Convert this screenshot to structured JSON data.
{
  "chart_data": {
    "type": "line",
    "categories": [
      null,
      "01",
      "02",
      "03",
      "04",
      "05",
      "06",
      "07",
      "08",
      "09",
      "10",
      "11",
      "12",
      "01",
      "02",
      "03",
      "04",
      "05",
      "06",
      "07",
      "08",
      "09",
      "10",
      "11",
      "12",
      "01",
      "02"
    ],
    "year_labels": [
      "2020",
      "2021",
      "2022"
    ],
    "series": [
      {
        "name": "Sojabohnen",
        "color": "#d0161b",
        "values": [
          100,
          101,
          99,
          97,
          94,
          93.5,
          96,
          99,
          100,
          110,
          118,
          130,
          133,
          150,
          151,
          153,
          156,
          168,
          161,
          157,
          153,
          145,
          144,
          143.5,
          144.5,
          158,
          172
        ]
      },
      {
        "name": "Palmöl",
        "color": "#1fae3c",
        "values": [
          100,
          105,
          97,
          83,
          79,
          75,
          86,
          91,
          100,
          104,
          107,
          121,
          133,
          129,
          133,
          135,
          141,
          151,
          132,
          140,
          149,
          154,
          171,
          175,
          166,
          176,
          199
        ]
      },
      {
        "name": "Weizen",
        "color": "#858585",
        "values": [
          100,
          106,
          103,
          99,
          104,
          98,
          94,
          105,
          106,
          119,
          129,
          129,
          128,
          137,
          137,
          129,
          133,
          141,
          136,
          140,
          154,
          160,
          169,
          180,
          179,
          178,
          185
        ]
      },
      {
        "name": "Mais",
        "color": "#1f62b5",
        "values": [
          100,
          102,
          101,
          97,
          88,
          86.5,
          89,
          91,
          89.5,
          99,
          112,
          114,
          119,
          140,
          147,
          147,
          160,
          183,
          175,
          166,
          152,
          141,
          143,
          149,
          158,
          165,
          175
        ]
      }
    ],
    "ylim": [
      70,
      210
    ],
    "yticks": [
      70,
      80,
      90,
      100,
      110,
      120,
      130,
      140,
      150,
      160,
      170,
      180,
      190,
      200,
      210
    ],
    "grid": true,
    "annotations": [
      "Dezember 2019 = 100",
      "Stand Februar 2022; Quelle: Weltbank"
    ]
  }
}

**Your instructions:** Copy out all lines where the word "name" appears.

**Problem solution:**
        "name": "Sojabohnen",
        "name": "Palmöl",
        "name": "Weizen",
        "name": "Mais",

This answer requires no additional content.